■ WHAT IS REQUIRED: Please output every line of the material as it stands, without the pictures.

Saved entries

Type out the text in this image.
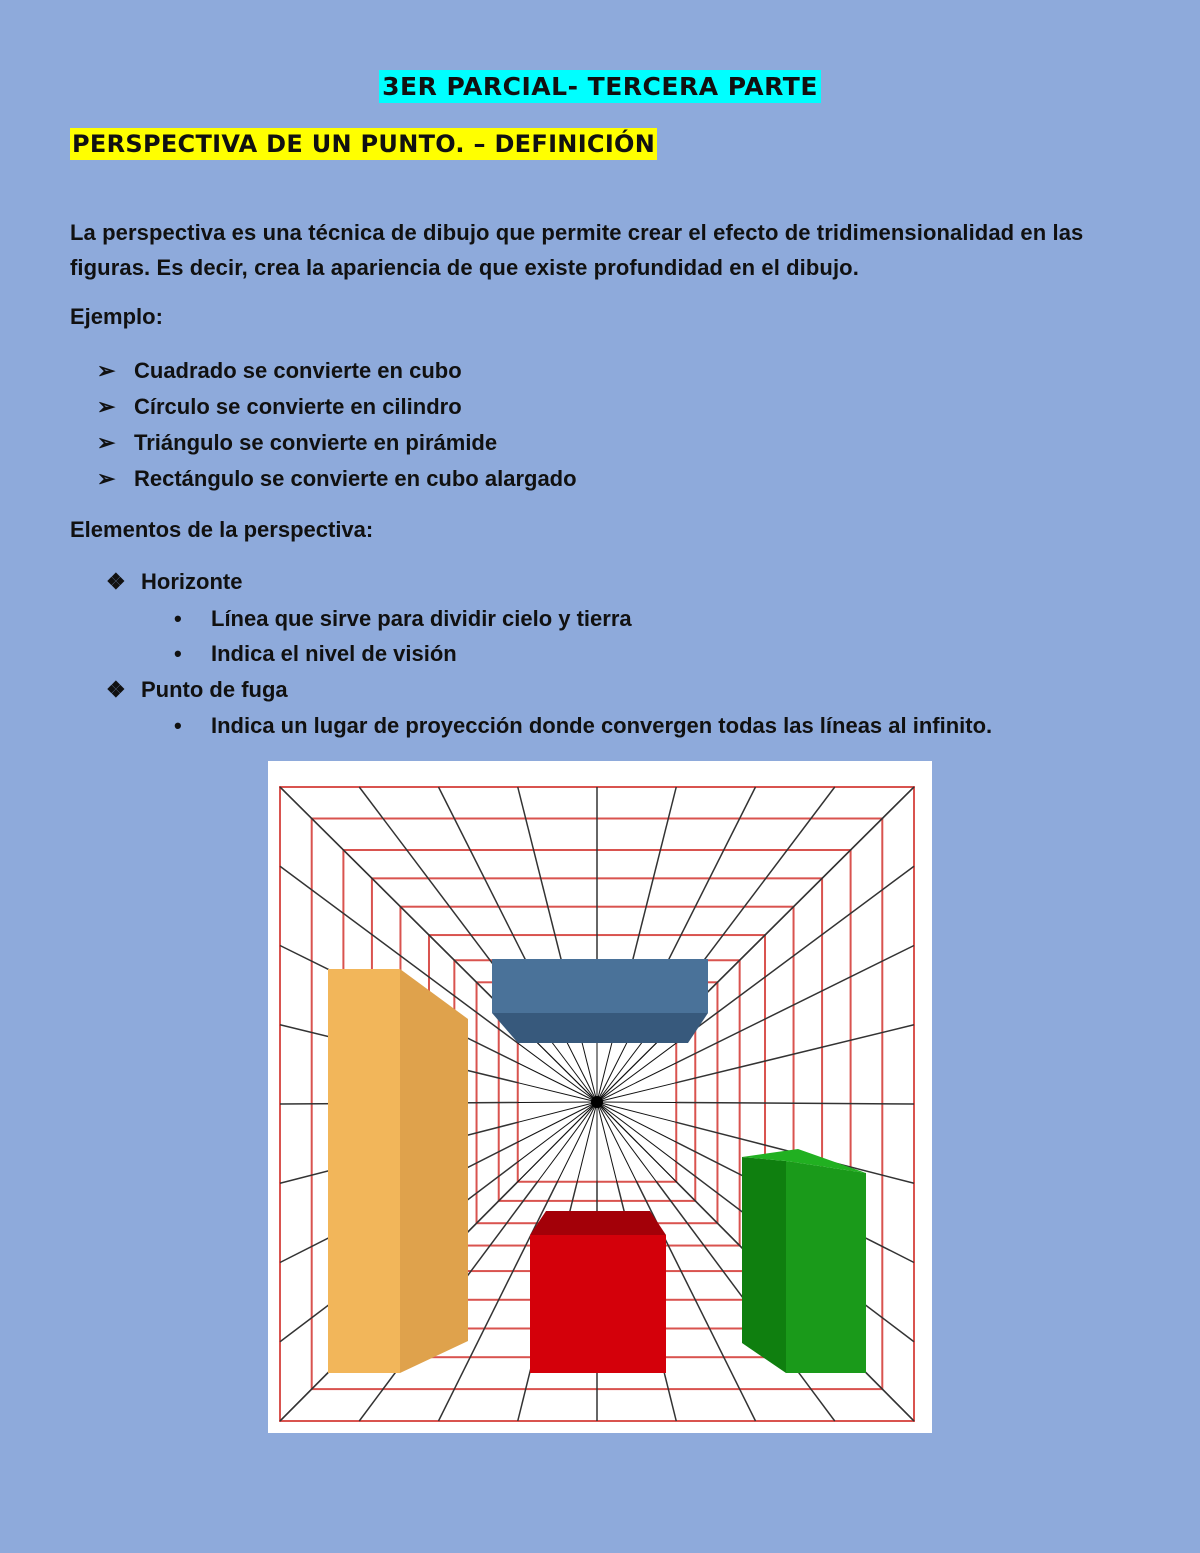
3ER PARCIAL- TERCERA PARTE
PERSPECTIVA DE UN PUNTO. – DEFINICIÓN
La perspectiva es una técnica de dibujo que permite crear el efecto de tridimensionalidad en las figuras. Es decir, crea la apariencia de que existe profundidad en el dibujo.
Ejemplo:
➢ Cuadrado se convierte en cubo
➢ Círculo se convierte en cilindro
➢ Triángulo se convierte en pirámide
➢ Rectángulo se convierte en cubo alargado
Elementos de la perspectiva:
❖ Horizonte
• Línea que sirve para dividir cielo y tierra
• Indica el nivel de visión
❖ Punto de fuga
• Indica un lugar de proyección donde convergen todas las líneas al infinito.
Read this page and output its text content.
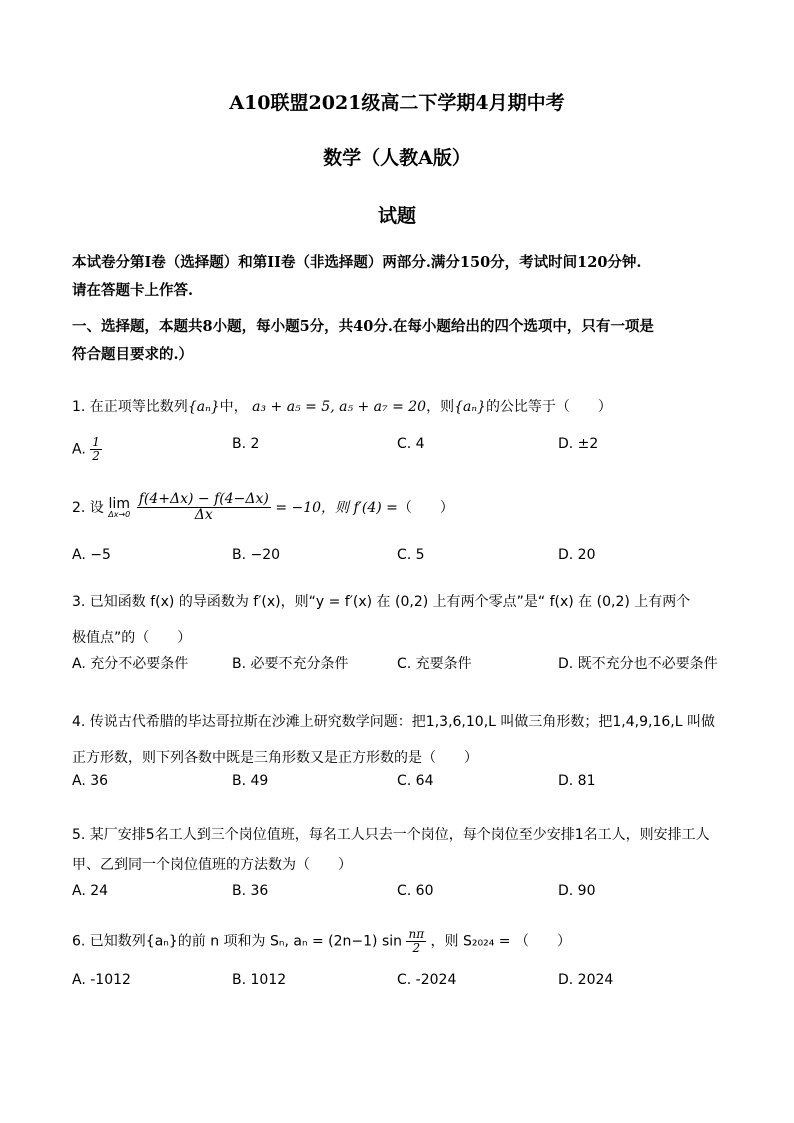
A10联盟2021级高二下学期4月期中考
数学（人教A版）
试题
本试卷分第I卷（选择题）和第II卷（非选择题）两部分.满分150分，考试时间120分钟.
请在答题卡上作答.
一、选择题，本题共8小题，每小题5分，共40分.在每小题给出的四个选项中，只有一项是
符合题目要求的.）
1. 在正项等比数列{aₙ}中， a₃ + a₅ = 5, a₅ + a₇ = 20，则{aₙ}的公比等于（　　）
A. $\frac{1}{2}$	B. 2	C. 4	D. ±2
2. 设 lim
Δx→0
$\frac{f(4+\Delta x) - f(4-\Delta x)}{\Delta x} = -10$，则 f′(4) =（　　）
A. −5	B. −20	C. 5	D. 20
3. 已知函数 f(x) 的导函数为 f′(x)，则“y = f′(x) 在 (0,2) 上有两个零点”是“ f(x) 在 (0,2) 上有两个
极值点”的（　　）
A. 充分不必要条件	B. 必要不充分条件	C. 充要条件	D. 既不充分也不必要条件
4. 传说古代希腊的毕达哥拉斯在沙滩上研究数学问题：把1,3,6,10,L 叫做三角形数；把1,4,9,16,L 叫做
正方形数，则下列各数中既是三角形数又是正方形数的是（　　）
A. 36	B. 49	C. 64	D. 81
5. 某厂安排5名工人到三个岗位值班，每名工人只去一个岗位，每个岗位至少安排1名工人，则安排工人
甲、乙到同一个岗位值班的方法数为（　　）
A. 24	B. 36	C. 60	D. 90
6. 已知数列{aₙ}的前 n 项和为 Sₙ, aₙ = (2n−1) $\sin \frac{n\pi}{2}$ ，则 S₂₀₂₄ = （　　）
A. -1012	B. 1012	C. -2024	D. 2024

■ REPLY:
Type out the text in this image.
3ER PARCIAL- TERCERA PARTE
PERSPECTIVA DE UN PUNTO. – DEFINICIÓN
La perspectiva es una técnica de dibujo que permite crear el efecto de tridimensionalidad en las figuras. Es decir, crea la apariencia de que existe profundidad en el dibujo.
Ejemplo:
➢ Cuadrado se convierte en cubo
➢ Círculo se convierte en cilindro
➢ Triángulo se convierte en pirámide
➢ Rectángulo se convierte en cubo alargado
Elementos de la perspectiva:
❖ Horizonte
• Línea que sirve para dividir cielo y tierra
• Indica el nivel de visión
❖ Punto de fuga
• Indica un lugar de proyección donde convergen todas las líneas al infinito.
Read this page and output its text content.
A10联盟2021级高二下学期4月期中考
数学（人教A版）
试题
本试卷分第I卷（选择题）和第II卷（非选择题）两部分.满分150分，考试时间120分钟.
请在答题卡上作答.
一、选择题，本题共8小题，每小题5分，共40分.在每小题给出的四个选项中，只有一项是
符合题目要求的.）
1. 在正项等比数列{aₙ}中， a₃ + a₅ = 5, a₅ + a₇ = 20，则{aₙ}的公比等于（　　）
A. $\frac{1}{2}$	B. 2	C. 4	D. ±2
2. 设 lim
Δx→0
$\frac{f(4+\Delta x) - f(4-\Delta x)}{\Delta x} = -10$，则 f′(4) =（　　）
A. −5	B. −20	C. 5	D. 20
3. 已知函数 f(x) 的导函数为 f′(x)，则“y = f′(x) 在 (0,2) 上有两个零点”是“ f(x) 在 (0,2) 上有两个
极值点”的（　　）
A. 充分不必要条件	B. 必要不充分条件	C. 充要条件	D. 既不充分也不必要条件
4. 传说古代希腊的毕达哥拉斯在沙滩上研究数学问题：把1,3,6,10,L 叫做三角形数；把1,4,9,16,L 叫做
正方形数，则下列各数中既是三角形数又是正方形数的是（　　）
A. 36	B. 49	C. 64	D. 81
5. 某厂安排5名工人到三个岗位值班，每名工人只去一个岗位，每个岗位至少安排1名工人，则安排工人
甲、乙到同一个岗位值班的方法数为（　　）
A. 24	B. 36	C. 60	D. 90
6. 已知数列{aₙ}的前 n 项和为 Sₙ, aₙ = (2n−1) $\sin \frac{n\pi}{2}$ ，则 S₂₀₂₄ = （　　）
A. -1012	B. 1012	C. -2024	D. 2024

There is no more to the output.